● **Stated goal**: Wherever a line holds the word "otwarcia", copy that line out.

━━ Information supplied

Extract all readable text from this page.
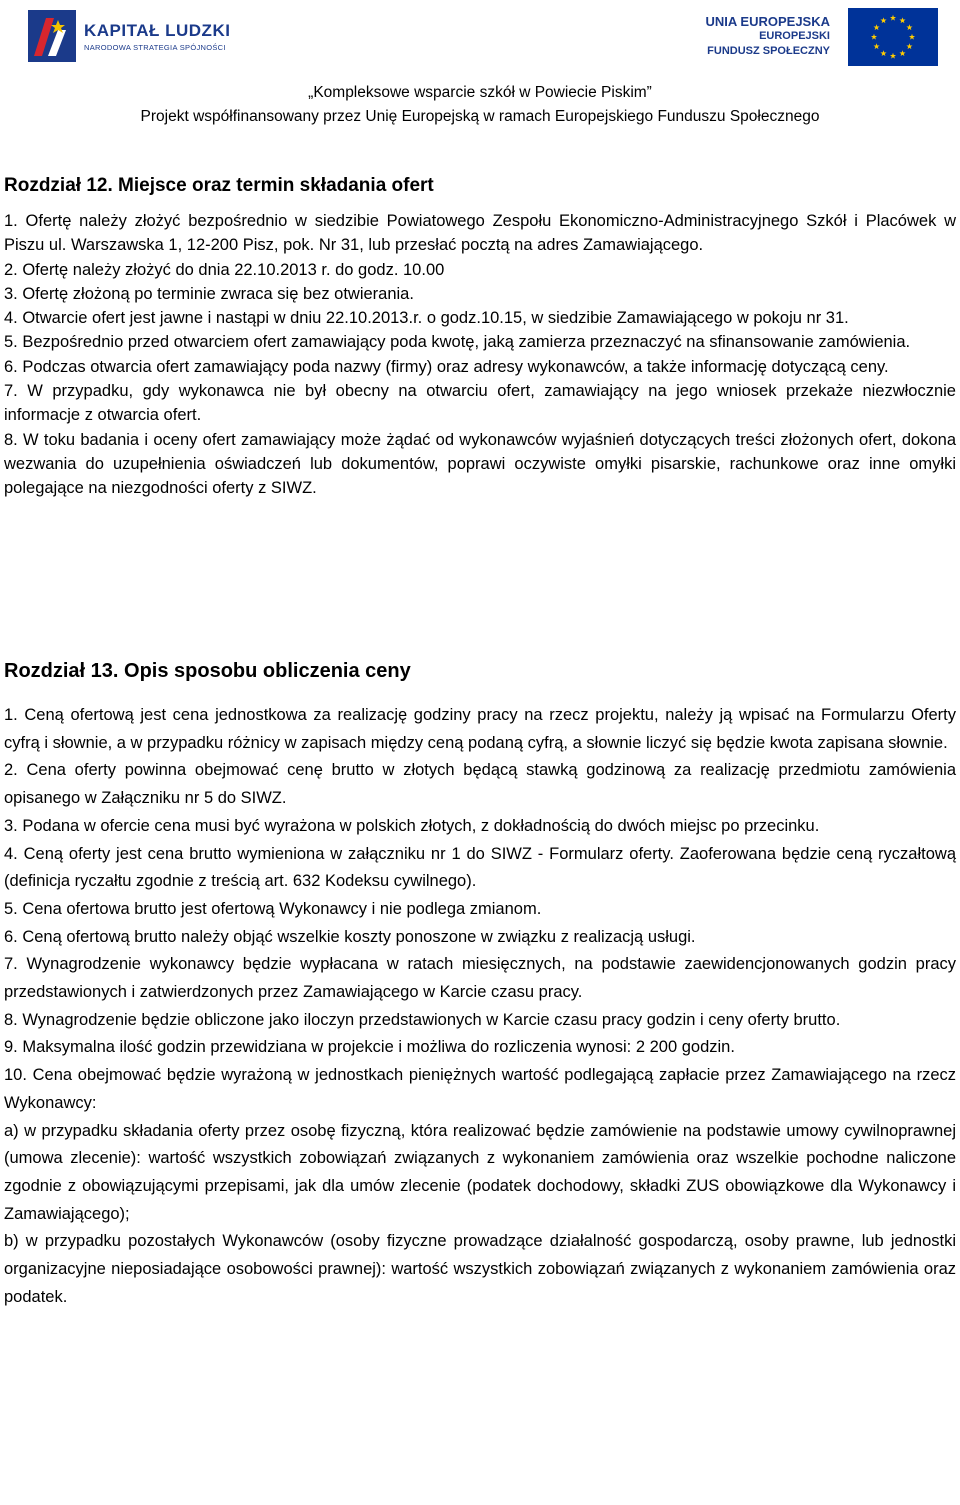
KAPITAŁ LUDZKI
NARODOWA STRATEGIA SPÓJNOŚCI
UNIA EUROPEJSKA
EUROPEJSKI
FUNDUSZ SPOŁECZNY
„Kompleksowe wsparcie szkół w Powiecie Piskim”
Projekt współfinansowany przez Unię Europejską w ramach Europejskiego Funduszu Społecznego
Rozdział 12. Miejsce oraz termin składania ofert

1. Ofertę należy złożyć bezpośrednio w siedzibie Powiatowego Zespołu Ekonomiczno-Administracyjnego Szkół i Placówek w Piszu ul. Warszawska 1, 12-200 Pisz, pok. Nr 31, lub przesłać pocztą na adres Zamawiającego.

2. Ofertę należy złożyć do dnia 22.10.2013 r. do godz. 10.00

3. Ofertę złożoną po terminie zwraca się bez otwierania.

4. Otwarcie ofert jest jawne i nastąpi w dniu 22.10.2013.r. o godz.10.15, w siedzibie Zamawiającego w pokoju nr 31.

5. Bezpośrednio przed otwarciem ofert zamawiający poda kwotę, jaką zamierza przeznaczyć na sfinansowanie zamówienia.

6. Podczas otwarcia ofert zamawiający poda nazwy (firmy) oraz adresy wykonawców, a także informację dotyczącą ceny.

7. W przypadku, gdy wykonawca nie był obecny na otwarciu ofert, zamawiający na jego wniosek przekaże niezwłocznie informacje z otwarcia ofert.

8. W toku badania i oceny ofert zamawiający może żądać od wykonawców wyjaśnień dotyczących treści złożonych ofert, dokona wezwania do uzupełnienia oświadczeń lub dokumentów, poprawi oczywiste omyłki pisarskie, rachunkowe oraz inne omyłki polegające na niezgodności oferty z SIWZ.

Rozdział 13. Opis sposobu obliczenia ceny

1. Ceną ofertową jest cena jednostkowa za realizację godziny pracy na rzecz projektu, należy ją wpisać na Formularzu Oferty cyfrą i słownie, a w przypadku różnicy w zapisach między ceną podaną cyfrą, a słownie liczyć się będzie kwota zapisana słownie.

2. Cena oferty powinna obejmować cenę brutto w złotych będącą stawką godzinową za realizację przedmiotu zamówienia opisanego w Załączniku nr 5 do SIWZ.

3. Podana w ofercie cena musi być wyrażona w polskich złotych, z dokładnością do dwóch miejsc po przecinku.

4. Ceną oferty jest cena brutto wymieniona w załączniku nr 1 do SIWZ - Formularz oferty. Zaoferowana będzie ceną ryczałtową (definicja ryczałtu zgodnie z treścią art. 632 Kodeksu cywilnego).

5. Cena ofertowa brutto jest ofertową Wykonawcy i nie podlega zmianom.

6. Ceną ofertową brutto należy objąć wszelkie koszty ponoszone w związku z realizacją usługi.

7. Wynagrodzenie wykonawcy będzie wypłacana w ratach miesięcznych, na podstawie zaewidencjonowanych godzin pracy przedstawionych i zatwierdzonych przez Zamawiającego w Karcie czasu pracy.

8. Wynagrodzenie będzie obliczone jako iloczyn przedstawionych w Karcie czasu pracy godzin i ceny oferty brutto.

9. Maksymalna ilość godzin przewidziana w projekcie i możliwa do rozliczenia wynosi: 2 200 godzin.

10. Cena obejmować będzie wyrażoną w jednostkach pieniężnych wartość podlegającą zapłacie przez Zamawiającego na rzecz Wykonawcy:

a) w przypadku składania oferty przez osobę fizyczną, która realizować będzie zamówienie na podstawie umowy cywilnoprawnej (umowa zlecenie): wartość wszystkich zobowiązań związanych z wykonaniem zamówienia oraz wszelkie pochodne naliczone zgodnie z obowiązującymi przepisami, jak dla umów zlecenie (podatek dochodowy, składki ZUS obowiązkowe dla Wykonawcy i Zamawiającego);

b) w przypadku pozostałych Wykonawców (osoby fizyczne prowadzące działalność gospodarczą, osoby prawne, lub jednostki organizacyjne nieposiadające osobowości prawnej): wartość wszystkich zobowiązań związanych z wykonaniem zamówienia oraz podatek.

━━━━

● **Solution to this exercise**:
6. Podczas otwarcia ofert zamawiający poda nazwy (firmy) oraz adresy wykonawców, a także informację dotyczącą ceny.
7. W przypadku, gdy wykonawca nie był obecny na otwarciu ofert, zamawiający na jego wniosek przekaże niezwłocznie informacje z otwarcia ofert.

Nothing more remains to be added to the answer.